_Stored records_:
— start —
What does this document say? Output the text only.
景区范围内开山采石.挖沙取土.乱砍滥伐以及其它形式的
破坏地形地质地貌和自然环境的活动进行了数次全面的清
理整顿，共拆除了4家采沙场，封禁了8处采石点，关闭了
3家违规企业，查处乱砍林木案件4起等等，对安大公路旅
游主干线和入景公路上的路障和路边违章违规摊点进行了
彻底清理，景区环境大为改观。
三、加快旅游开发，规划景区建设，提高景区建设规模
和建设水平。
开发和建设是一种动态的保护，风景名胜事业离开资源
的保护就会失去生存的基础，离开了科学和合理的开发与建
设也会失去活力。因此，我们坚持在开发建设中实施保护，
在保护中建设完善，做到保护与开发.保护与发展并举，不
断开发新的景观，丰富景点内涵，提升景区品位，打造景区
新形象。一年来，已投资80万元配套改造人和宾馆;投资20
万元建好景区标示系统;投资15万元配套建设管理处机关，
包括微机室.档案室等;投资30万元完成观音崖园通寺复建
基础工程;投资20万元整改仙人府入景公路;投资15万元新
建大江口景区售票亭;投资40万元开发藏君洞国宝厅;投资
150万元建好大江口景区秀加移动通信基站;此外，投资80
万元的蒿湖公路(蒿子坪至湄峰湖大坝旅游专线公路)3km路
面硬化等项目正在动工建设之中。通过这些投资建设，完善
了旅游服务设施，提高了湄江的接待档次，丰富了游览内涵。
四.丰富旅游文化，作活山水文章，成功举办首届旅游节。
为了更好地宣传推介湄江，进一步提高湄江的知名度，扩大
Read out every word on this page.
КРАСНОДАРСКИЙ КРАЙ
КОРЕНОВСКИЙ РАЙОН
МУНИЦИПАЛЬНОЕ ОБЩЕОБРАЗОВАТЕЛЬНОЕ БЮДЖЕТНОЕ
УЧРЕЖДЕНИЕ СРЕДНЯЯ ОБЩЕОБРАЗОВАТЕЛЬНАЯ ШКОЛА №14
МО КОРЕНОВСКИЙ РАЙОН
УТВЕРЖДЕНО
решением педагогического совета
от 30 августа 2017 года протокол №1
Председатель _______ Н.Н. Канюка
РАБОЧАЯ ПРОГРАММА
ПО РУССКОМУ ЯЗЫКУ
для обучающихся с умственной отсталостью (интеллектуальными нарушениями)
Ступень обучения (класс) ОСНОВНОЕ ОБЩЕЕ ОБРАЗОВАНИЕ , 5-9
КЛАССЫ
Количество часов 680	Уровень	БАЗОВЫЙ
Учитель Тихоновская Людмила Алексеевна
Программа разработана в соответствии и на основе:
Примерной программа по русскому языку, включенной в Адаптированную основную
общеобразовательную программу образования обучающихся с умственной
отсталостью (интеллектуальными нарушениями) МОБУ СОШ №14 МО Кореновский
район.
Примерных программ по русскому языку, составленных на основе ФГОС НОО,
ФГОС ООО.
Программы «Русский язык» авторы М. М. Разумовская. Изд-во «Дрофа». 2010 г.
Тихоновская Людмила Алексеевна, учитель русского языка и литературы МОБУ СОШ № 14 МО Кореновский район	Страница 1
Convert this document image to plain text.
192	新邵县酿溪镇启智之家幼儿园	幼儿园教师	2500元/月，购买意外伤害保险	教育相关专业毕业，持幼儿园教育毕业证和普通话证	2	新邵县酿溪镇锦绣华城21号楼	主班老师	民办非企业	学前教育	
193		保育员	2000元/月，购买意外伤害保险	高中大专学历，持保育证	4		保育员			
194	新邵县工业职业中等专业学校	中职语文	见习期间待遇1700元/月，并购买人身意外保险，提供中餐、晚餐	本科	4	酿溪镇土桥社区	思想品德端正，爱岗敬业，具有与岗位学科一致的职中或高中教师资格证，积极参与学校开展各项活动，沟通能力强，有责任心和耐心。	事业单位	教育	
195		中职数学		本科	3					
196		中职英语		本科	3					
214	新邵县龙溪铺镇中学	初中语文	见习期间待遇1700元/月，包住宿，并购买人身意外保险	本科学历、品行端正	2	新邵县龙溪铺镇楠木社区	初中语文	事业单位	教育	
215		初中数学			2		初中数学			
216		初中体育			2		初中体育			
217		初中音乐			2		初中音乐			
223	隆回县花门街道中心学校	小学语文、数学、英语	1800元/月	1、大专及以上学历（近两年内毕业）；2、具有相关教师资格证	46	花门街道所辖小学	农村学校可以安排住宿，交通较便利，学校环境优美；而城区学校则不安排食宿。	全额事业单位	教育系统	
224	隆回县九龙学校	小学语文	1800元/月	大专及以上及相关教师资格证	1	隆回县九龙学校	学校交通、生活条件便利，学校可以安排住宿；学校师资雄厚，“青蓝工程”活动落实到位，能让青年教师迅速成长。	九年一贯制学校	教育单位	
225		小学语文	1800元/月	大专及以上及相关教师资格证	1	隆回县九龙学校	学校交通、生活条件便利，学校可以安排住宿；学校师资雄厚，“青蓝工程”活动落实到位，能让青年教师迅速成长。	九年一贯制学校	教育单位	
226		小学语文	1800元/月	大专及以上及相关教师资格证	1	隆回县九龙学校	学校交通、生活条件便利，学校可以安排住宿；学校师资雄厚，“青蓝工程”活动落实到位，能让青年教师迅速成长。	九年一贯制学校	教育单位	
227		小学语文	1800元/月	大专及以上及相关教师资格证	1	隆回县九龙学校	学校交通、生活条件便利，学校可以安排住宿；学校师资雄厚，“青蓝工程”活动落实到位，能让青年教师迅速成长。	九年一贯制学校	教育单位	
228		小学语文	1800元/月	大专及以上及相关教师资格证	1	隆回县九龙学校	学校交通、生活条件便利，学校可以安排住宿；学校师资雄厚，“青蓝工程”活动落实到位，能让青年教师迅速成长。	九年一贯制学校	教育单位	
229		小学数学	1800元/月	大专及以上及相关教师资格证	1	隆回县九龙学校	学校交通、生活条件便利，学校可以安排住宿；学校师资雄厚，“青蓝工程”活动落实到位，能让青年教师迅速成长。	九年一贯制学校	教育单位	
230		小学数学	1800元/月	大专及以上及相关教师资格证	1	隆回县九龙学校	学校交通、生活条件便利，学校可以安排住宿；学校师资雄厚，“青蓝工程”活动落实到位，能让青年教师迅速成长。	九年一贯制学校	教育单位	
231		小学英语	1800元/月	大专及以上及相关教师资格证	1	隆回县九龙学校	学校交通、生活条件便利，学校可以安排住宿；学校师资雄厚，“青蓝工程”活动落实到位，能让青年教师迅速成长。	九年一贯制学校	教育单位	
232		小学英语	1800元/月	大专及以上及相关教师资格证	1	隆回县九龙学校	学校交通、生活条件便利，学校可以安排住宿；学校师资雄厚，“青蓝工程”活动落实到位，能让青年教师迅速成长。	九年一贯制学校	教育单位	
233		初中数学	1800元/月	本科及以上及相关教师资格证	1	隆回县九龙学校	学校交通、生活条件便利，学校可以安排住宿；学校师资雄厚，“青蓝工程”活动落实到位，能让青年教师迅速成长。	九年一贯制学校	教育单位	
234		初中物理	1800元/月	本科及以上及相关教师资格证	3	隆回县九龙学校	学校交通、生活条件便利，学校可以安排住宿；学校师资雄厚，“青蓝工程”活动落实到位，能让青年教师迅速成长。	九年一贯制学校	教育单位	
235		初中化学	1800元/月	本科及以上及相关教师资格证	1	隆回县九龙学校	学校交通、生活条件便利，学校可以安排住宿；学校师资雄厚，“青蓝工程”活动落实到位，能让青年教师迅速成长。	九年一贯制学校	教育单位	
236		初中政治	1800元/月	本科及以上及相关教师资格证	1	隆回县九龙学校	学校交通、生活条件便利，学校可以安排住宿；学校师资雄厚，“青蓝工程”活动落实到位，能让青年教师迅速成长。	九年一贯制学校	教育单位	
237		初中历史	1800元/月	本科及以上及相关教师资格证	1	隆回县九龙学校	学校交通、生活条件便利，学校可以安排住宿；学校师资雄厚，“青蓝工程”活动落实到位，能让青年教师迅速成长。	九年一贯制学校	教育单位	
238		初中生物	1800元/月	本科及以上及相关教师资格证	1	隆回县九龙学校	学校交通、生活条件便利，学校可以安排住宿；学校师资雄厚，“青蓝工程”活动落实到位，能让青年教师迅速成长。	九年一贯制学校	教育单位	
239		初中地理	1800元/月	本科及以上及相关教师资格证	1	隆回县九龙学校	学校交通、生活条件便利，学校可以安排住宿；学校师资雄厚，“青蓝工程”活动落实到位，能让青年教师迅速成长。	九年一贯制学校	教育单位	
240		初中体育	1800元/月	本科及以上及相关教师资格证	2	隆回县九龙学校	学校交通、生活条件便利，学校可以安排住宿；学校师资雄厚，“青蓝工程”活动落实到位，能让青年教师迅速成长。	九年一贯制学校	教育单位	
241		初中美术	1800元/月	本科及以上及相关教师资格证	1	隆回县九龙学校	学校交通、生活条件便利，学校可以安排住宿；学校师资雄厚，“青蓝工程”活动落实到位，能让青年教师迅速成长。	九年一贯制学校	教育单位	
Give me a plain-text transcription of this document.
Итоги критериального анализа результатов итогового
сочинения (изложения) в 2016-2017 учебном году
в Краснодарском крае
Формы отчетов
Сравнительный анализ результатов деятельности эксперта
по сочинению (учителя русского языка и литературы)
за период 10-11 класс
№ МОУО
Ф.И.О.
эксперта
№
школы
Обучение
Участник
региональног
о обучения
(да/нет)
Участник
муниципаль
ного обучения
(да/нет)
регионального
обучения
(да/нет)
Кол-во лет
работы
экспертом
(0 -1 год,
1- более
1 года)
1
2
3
— end —
_The task_:
Report every line containing the word "обучения" from the listing above.

_Worked answer_:
Ступень обучения (класс) ОСНОВНОЕ ОБЩЕЕ ОБРАЗОВАНИЕ , 5-9
о обучения
ного обучения
обучения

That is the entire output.